__Brief__.
An exact reproduction of the records is required, with all images left out.

[Data entries]
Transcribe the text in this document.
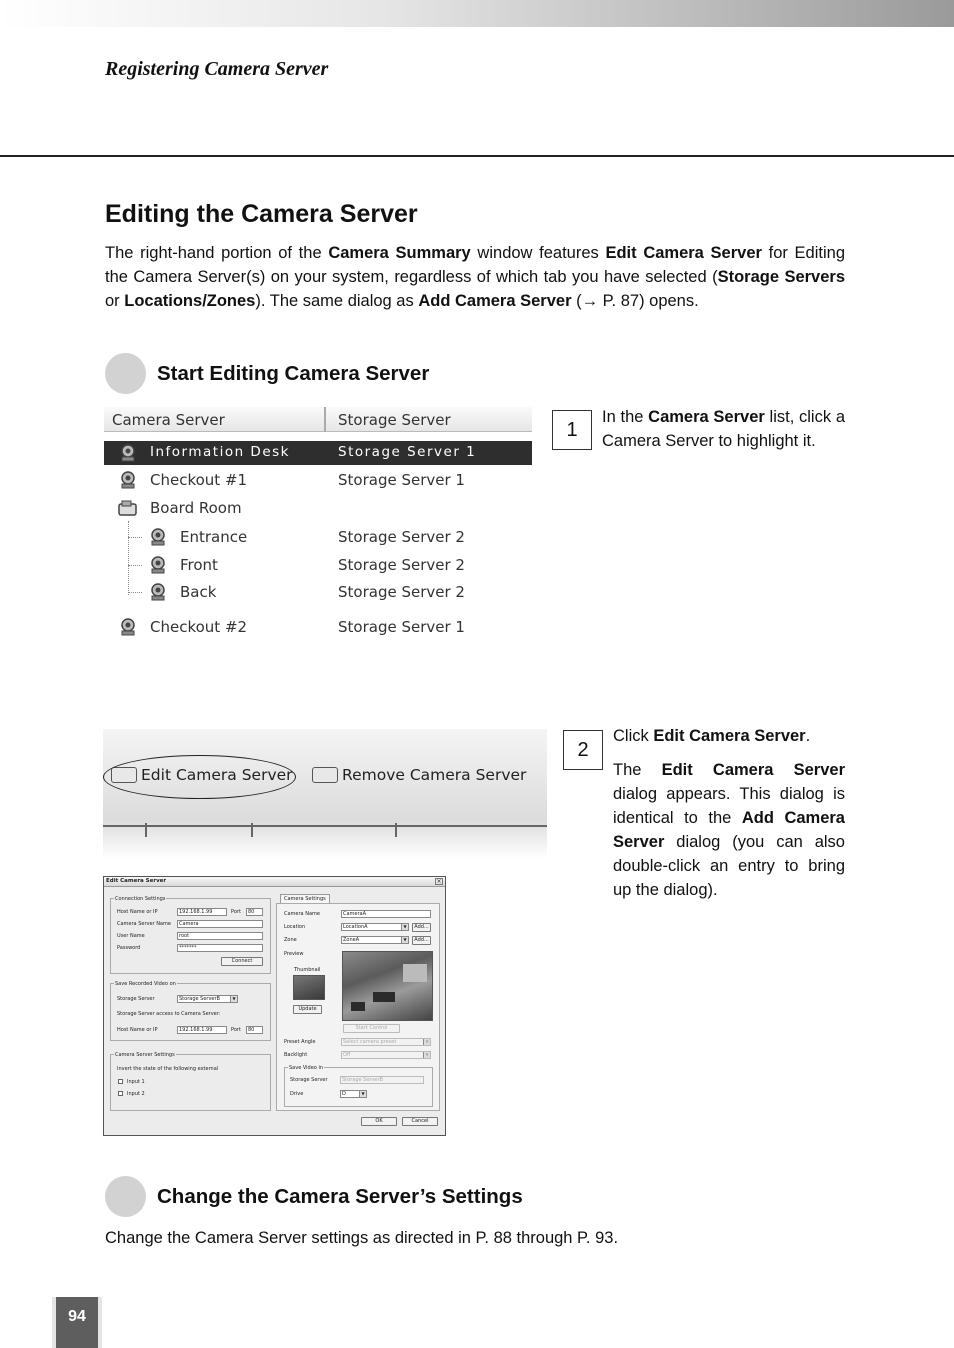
Registering Camera Server
Editing the Camera Server

The right-hand portion of the Camera Summary window features Edit Camera Server for Editing the Camera Server(s) on your system, regardless of which tab you have selected (Storage Servers or Locations/Zones). The same dialog as Add Camera Server (→ P. 87) opens.

Start Editing Camera Server
Camera Server	Storage Server
Information Desk	Storage Server 1
Checkout #1	Storage Server 1
Board Room
Entrance	Storage Server 2
Front	Storage Server 2
Back	Storage Server 2
Checkout #2	Storage Server 1
1

In the Camera Server list, click a Camera Server to highlight it.

Edit Camera Server	Remove Camera Server
2

Click Edit Camera Server.

The Edit Camera Server dialog appears. This dialog is identical to the Add Camera Server dialog (you can also double-click an entry to bring up the dialog).

Edit Camera Server	×
Connection Settings
Host Name or IP	192.168.1.99	Port	80
Camera Server Name	Camera
User Name	root
Password	*******
Connect
Save Recorded Video on
Storage Server	Storage ServerB	▼
Storage Server access to Camera Server:
Host Name or IP	192.168.1.99	Port	80
Camera Server Settings
Invert the state of the following external
Input 1
Input 2
Camera Settings
Camera Name	CameraA
Location	LocationA	▼	Add...
Zone	ZoneA	▼	Add...
Preview
Thumbnail
Update
Start Control
Preset Angle	Select camera preset	▼
Backlight	Off	▼
Save Video in
Storage Server	Storage ServerB
Drive	D	▼
OK	Cancel
Change the Camera Server’s Settings

Change the Camera Server settings as directed in P. 88 through P. 93.

94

__Response__.
Transcribe the text in this document.
Registering Camera Server
Editing the Camera Server

The right-hand portion of the Camera Summary window features Edit Camera Server for Editing the Camera Server(s) on your system, regardless of which tab you have selected (Storage Servers or Locations/Zones). The same dialog as Add Camera Server (→ P. 87) opens.

Start Editing Camera Server
Camera Server	Storage Server
Information Desk	Storage Server 1
Checkout #1	Storage Server 1
Board Room
Entrance	Storage Server 2
Front	Storage Server 2
Back	Storage Server 2
Checkout #2	Storage Server 1
1

In the Camera Server list, click a Camera Server to highlight it.

Edit Camera Server	Remove Camera Server
2

Click Edit Camera Server.

The Edit Camera Server dialog appears. This dialog is identical to the Add Camera Server dialog (you can also double-click an entry to bring up the dialog).

Edit Camera Server	×
Connection Settings
Host Name or IP	192.168.1.99	Port	80
Camera Server Name	Camera
User Name	root
Password	*******
Connect
Save Recorded Video on
Storage Server	Storage ServerB	▼
Storage Server access to Camera Server:
Host Name or IP	192.168.1.99	Port	80
Camera Server Settings
Invert the state of the following external
Input 1
Input 2
Camera Settings
Camera Name	CameraA
Location	LocationA	▼	Add...
Zone	ZoneA	▼	Add...
Preview
Thumbnail
Update
Start Control
Preset Angle	Select camera preset	▼
Backlight	Off	▼
Save Video in
Storage Server	Storage ServerB
Drive	D	▼
OK	Cancel
Change the Camera Server’s Settings

Change the Camera Server settings as directed in P. 88 through P. 93.

94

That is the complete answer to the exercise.